Select the lines that hold the word "Frank" and copy each one.

[Rows from a figure dataset]
— Begin —

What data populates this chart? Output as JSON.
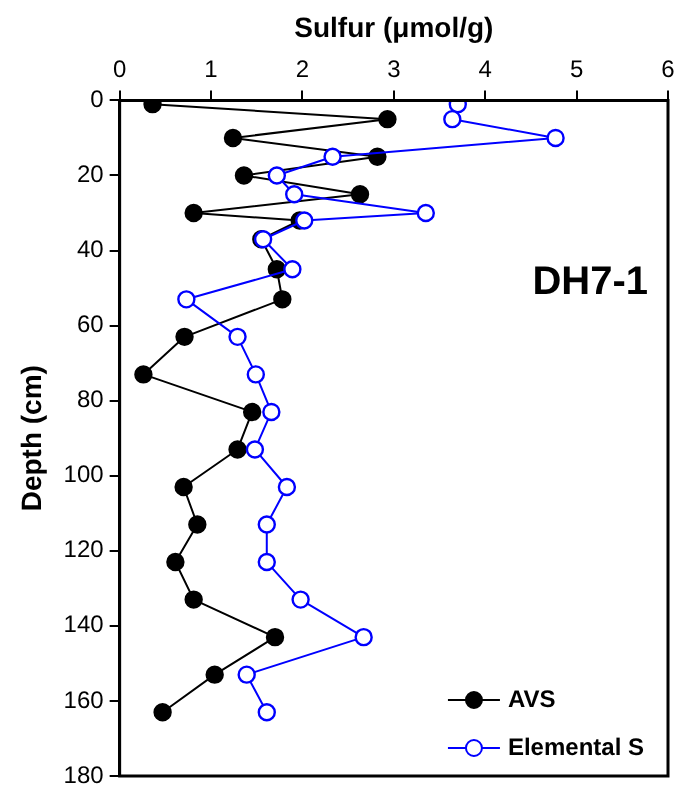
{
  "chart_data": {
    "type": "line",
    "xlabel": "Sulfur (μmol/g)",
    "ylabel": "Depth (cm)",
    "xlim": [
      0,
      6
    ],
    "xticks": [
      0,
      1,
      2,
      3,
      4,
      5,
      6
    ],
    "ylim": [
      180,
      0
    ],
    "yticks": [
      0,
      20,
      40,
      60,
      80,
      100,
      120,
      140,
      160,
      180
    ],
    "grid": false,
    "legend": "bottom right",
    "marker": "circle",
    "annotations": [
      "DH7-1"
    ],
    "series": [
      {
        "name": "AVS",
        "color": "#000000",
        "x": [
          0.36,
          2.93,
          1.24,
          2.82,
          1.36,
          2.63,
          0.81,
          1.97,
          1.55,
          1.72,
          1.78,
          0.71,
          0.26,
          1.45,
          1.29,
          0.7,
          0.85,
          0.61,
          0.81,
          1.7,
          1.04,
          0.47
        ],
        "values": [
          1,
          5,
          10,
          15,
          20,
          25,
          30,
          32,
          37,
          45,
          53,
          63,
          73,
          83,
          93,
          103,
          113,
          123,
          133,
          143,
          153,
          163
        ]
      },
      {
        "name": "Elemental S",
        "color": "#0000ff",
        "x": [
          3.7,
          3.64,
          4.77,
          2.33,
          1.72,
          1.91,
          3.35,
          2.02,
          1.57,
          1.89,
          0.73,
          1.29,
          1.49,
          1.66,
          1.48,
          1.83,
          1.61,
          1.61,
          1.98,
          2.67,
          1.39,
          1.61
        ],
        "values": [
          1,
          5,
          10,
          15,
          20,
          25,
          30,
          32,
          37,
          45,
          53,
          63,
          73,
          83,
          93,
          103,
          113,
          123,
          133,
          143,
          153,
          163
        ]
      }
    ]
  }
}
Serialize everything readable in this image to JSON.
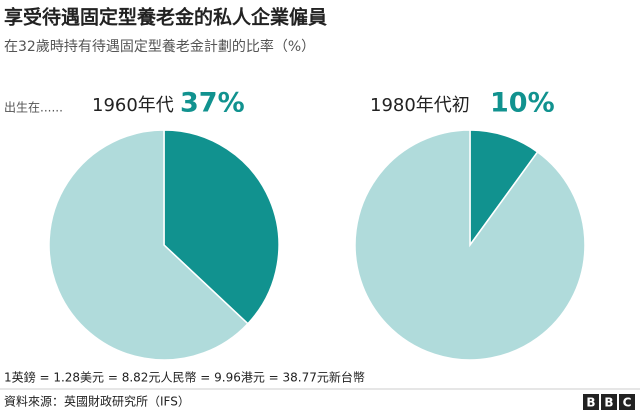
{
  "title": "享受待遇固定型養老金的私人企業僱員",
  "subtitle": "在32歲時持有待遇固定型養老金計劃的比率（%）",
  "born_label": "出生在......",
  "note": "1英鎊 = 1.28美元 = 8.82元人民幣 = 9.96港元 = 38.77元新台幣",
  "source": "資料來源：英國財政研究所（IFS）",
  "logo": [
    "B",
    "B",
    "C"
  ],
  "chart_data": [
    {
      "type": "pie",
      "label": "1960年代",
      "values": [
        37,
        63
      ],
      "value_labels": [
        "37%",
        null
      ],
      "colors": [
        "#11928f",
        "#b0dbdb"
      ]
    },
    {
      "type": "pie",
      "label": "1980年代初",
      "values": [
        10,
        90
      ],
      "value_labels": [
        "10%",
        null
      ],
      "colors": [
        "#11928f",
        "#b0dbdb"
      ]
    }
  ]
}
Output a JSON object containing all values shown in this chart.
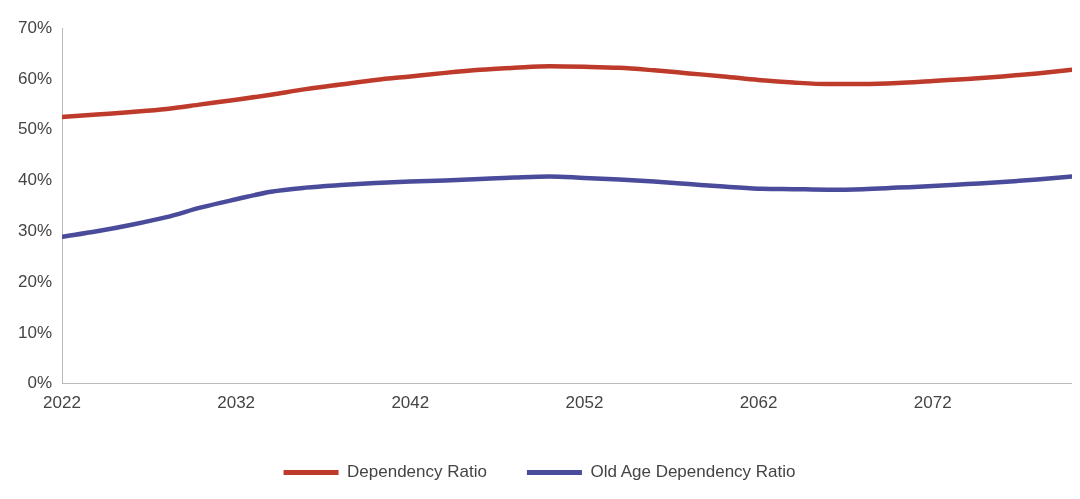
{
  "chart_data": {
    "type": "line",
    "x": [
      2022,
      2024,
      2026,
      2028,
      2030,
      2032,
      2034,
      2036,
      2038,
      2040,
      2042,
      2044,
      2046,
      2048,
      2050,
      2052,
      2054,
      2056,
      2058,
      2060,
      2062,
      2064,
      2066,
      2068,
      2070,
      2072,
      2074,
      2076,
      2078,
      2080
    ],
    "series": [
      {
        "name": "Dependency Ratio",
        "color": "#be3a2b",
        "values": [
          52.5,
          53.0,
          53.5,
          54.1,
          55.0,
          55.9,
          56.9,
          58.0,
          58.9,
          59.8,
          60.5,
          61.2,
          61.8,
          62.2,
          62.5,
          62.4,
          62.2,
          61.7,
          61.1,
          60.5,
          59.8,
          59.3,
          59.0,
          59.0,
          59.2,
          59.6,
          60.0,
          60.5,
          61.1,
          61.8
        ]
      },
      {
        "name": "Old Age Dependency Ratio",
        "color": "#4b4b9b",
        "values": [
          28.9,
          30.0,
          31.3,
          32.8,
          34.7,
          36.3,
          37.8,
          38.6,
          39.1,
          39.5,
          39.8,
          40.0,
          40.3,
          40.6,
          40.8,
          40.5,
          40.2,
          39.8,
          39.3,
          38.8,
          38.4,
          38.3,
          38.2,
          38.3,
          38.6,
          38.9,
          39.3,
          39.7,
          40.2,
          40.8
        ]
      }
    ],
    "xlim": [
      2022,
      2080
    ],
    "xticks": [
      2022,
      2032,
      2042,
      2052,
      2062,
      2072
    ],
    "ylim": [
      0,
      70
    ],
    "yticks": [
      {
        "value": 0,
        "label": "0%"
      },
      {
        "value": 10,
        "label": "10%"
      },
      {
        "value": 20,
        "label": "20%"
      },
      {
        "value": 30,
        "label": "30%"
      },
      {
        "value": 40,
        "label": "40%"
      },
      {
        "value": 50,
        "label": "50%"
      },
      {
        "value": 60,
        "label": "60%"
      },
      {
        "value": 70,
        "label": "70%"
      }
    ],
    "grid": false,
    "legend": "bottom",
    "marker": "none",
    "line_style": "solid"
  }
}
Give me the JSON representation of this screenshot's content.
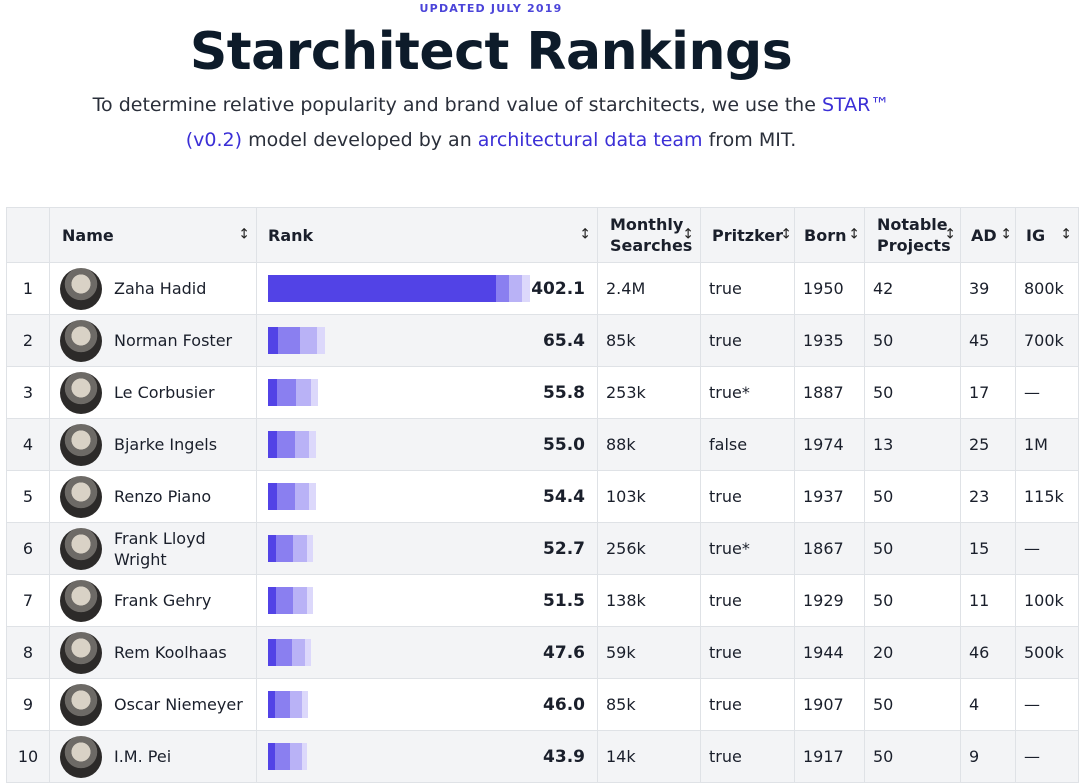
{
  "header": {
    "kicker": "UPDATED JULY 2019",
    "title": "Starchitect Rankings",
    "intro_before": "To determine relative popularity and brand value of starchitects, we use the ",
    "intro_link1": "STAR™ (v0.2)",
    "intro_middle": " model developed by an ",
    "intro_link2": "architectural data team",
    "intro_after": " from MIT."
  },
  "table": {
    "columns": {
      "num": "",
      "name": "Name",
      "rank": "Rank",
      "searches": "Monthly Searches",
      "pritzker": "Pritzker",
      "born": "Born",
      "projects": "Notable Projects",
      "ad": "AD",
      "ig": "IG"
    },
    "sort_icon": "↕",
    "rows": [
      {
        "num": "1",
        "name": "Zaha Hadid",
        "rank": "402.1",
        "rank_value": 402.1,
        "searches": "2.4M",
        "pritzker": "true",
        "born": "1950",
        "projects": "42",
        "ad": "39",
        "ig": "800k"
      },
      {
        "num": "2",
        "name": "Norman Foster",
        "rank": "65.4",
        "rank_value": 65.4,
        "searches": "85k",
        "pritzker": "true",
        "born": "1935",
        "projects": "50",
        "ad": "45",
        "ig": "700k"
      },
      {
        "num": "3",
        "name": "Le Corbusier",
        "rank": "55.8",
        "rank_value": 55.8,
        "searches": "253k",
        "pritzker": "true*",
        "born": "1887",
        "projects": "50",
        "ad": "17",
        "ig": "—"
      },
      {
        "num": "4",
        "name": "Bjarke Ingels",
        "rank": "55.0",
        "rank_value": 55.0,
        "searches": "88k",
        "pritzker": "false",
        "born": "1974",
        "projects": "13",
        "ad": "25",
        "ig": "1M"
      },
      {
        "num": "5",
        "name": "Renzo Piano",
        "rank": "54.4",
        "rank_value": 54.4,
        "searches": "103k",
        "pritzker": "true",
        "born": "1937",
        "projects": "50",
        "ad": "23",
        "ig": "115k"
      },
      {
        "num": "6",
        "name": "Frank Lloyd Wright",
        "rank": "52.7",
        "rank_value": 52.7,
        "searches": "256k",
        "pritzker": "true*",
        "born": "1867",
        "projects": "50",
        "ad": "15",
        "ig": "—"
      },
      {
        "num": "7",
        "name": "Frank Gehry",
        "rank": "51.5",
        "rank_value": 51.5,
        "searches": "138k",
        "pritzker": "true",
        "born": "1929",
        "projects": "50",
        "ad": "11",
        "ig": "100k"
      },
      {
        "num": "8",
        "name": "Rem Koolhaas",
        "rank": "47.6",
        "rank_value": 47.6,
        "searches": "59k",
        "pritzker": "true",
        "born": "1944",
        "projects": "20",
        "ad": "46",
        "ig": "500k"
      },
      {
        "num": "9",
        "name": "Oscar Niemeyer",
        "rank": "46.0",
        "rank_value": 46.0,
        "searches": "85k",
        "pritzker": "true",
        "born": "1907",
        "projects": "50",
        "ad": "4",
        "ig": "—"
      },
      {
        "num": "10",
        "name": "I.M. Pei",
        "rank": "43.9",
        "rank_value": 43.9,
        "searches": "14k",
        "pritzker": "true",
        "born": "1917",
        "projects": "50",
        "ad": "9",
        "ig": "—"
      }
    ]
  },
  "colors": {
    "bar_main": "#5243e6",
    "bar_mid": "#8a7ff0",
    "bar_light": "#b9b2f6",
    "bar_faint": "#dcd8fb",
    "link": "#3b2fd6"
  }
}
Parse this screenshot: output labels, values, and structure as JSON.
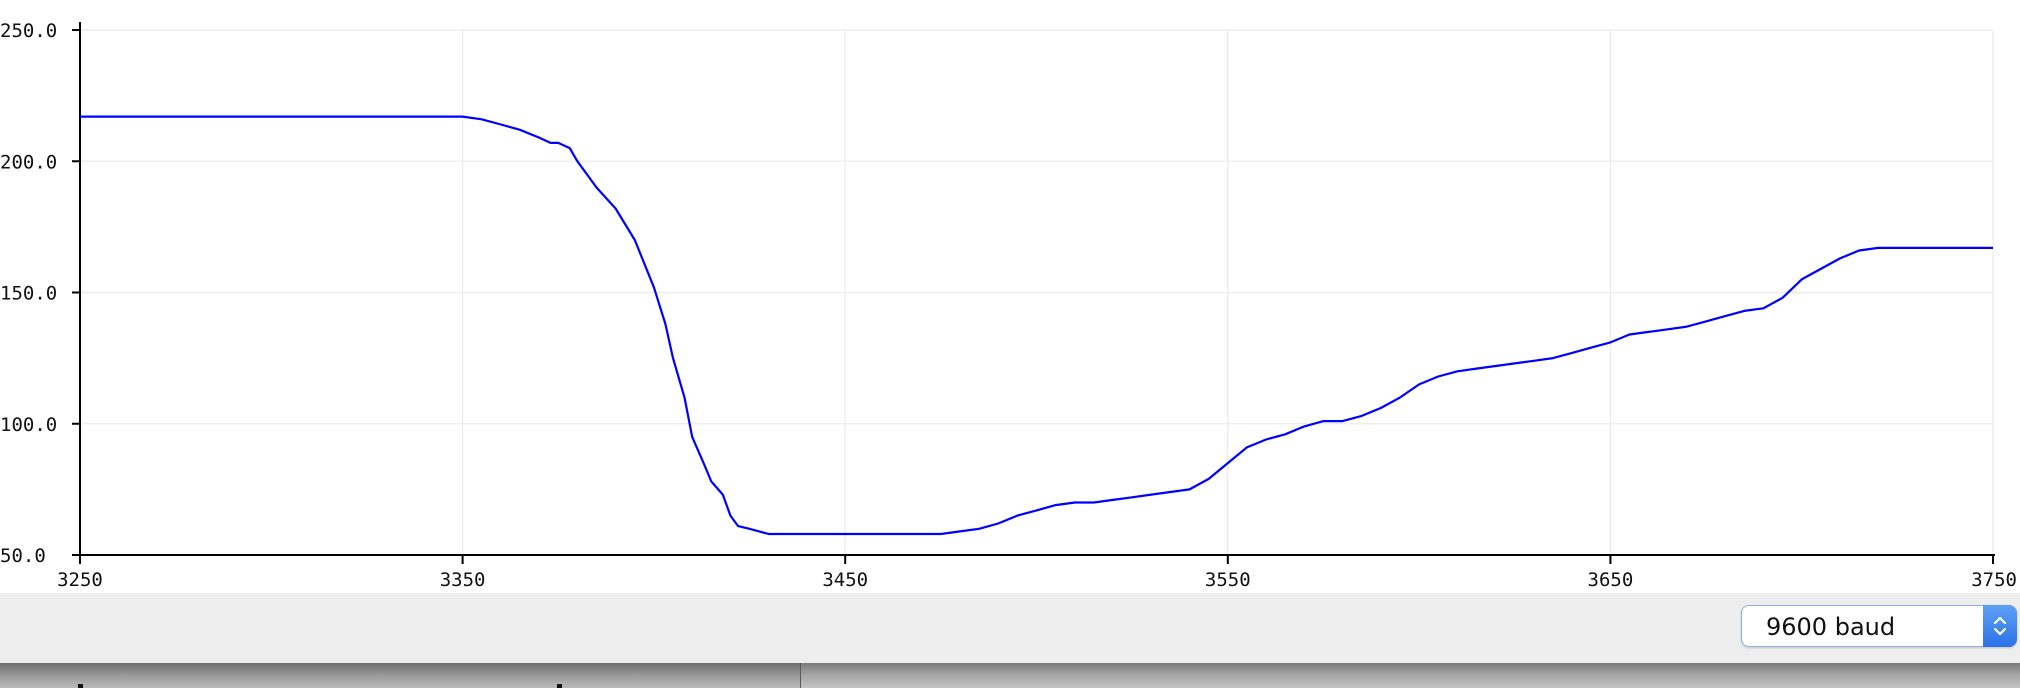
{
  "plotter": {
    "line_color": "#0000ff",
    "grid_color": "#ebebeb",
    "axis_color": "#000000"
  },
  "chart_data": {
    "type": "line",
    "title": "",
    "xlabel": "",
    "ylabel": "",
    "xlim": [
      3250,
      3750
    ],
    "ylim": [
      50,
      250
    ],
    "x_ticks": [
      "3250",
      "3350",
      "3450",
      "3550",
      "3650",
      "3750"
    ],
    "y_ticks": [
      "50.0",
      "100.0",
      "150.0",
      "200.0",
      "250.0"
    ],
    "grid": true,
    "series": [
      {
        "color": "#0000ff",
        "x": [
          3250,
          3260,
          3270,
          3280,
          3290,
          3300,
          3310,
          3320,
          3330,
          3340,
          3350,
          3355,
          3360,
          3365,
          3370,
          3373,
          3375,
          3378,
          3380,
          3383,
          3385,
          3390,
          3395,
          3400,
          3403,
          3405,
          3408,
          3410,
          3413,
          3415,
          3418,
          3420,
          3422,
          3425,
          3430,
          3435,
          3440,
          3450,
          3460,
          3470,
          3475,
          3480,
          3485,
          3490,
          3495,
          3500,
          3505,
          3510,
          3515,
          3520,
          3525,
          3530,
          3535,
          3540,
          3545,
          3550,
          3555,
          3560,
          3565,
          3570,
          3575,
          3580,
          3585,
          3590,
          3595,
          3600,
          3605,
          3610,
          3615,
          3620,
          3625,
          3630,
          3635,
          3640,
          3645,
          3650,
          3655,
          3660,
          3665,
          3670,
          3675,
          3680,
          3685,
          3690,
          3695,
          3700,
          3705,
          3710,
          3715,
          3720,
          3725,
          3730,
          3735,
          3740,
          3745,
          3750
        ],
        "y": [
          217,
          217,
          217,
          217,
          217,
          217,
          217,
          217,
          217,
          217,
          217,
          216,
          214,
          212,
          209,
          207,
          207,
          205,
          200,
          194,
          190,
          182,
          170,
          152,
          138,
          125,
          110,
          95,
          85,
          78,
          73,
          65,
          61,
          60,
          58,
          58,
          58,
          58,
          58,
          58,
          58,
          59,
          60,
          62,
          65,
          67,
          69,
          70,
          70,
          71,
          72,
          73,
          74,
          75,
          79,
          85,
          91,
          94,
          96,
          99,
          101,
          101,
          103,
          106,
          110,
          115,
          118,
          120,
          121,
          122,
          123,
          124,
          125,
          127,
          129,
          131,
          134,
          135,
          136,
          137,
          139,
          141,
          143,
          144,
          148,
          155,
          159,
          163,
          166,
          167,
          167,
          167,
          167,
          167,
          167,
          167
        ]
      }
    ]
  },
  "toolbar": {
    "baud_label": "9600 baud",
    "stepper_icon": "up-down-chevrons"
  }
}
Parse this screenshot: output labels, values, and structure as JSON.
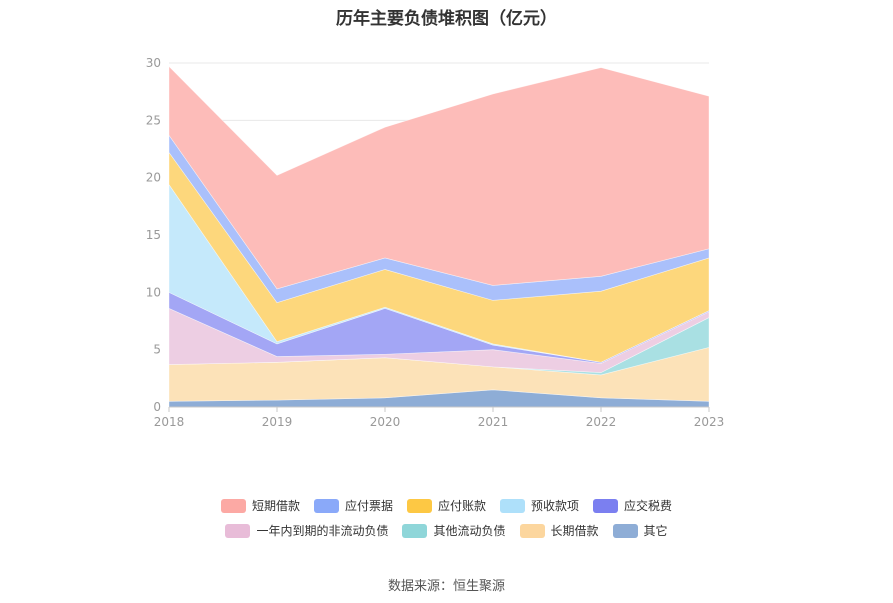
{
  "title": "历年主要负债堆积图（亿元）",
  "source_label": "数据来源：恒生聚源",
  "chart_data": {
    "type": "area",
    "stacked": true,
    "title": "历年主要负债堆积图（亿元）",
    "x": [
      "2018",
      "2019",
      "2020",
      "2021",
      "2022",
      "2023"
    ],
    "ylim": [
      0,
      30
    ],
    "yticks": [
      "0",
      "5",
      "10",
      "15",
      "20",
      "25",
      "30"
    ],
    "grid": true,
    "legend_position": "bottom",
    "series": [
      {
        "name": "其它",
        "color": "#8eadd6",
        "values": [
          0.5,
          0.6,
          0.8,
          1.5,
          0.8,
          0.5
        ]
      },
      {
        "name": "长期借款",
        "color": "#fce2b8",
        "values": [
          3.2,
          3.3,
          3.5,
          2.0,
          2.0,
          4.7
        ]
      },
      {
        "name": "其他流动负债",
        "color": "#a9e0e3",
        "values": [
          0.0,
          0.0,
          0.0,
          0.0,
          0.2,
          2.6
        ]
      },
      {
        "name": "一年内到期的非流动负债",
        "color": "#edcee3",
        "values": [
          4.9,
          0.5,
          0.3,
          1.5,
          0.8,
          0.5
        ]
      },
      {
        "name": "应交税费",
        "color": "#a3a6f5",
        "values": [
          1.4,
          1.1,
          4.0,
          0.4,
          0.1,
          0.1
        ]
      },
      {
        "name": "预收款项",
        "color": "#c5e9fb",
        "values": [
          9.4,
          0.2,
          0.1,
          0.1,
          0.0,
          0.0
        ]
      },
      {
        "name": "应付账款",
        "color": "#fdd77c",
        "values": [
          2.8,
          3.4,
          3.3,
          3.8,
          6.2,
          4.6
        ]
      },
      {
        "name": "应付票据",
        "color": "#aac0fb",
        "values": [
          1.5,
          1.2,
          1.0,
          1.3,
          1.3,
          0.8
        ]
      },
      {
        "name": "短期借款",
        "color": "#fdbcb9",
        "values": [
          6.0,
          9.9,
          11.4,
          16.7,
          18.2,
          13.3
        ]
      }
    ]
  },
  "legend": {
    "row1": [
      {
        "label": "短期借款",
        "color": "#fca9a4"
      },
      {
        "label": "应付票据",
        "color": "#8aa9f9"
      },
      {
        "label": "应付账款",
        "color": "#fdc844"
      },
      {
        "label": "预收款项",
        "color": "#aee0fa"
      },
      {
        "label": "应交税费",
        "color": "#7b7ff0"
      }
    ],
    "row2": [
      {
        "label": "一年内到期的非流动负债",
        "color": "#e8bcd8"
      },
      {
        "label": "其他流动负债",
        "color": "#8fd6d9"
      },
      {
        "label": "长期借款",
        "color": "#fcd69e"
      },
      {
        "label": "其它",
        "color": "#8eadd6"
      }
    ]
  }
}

— End —

[RESULT]
        "name": "Frank Lloyd Wright",
        "name": "Frank Gehry",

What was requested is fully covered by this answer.